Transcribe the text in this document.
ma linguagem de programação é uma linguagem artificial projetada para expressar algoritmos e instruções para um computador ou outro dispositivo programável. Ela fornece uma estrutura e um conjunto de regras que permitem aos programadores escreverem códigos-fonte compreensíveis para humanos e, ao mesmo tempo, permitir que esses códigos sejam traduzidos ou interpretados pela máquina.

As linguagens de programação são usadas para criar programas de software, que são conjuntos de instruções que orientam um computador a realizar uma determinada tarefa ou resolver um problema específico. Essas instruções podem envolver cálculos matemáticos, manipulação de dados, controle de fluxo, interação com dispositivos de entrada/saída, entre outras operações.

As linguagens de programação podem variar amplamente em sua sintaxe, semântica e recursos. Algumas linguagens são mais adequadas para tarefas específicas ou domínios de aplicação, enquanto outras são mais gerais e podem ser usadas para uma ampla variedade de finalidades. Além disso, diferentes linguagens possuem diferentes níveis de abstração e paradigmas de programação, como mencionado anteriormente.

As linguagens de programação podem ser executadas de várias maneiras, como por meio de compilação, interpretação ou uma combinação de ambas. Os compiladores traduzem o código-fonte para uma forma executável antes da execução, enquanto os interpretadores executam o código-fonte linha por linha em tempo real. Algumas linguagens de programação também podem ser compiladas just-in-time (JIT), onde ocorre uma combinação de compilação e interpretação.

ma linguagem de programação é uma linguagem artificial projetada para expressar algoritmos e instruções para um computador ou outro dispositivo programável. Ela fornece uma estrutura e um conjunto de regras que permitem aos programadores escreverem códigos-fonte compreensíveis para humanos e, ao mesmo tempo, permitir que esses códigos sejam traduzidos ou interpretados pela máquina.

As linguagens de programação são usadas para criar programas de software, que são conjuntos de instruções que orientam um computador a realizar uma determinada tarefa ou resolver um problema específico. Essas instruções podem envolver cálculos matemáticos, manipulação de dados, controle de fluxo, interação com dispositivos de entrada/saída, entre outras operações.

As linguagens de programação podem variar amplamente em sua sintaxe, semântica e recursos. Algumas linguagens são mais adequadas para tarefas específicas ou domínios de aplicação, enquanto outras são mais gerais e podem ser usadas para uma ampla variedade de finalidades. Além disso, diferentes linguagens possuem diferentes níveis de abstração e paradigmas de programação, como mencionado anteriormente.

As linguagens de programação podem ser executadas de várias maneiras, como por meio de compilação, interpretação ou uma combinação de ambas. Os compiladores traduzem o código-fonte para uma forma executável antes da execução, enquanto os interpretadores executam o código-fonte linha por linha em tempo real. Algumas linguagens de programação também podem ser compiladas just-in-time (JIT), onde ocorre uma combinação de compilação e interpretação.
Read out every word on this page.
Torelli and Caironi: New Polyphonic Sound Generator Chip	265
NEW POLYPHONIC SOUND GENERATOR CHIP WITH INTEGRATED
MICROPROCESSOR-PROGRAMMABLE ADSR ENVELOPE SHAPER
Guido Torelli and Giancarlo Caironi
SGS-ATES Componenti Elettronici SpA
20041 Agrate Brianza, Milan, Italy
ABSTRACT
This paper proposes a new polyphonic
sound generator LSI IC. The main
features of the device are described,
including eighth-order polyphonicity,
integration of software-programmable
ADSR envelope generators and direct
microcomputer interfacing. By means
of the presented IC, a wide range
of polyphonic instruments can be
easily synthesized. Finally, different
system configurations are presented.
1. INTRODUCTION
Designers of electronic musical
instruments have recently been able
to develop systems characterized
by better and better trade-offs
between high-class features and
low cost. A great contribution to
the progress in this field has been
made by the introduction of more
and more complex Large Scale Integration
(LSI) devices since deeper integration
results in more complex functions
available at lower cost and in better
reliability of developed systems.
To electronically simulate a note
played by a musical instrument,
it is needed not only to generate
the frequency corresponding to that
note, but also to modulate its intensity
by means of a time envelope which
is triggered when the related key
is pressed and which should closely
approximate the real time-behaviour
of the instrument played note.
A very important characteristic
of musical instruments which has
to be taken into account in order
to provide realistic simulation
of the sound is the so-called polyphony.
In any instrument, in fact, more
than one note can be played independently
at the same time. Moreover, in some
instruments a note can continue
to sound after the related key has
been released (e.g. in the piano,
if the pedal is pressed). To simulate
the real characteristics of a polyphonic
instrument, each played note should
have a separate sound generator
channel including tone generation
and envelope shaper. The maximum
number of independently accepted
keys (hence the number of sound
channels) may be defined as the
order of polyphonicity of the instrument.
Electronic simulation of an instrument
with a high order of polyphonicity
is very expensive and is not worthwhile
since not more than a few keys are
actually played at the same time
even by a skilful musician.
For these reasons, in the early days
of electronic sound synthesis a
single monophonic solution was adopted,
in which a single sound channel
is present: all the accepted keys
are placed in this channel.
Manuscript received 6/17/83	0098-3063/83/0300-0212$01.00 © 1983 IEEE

Problem statement:
State the count of lines in the data holding the word "Caironi", adding nothing to it.

Response for this exercise:
2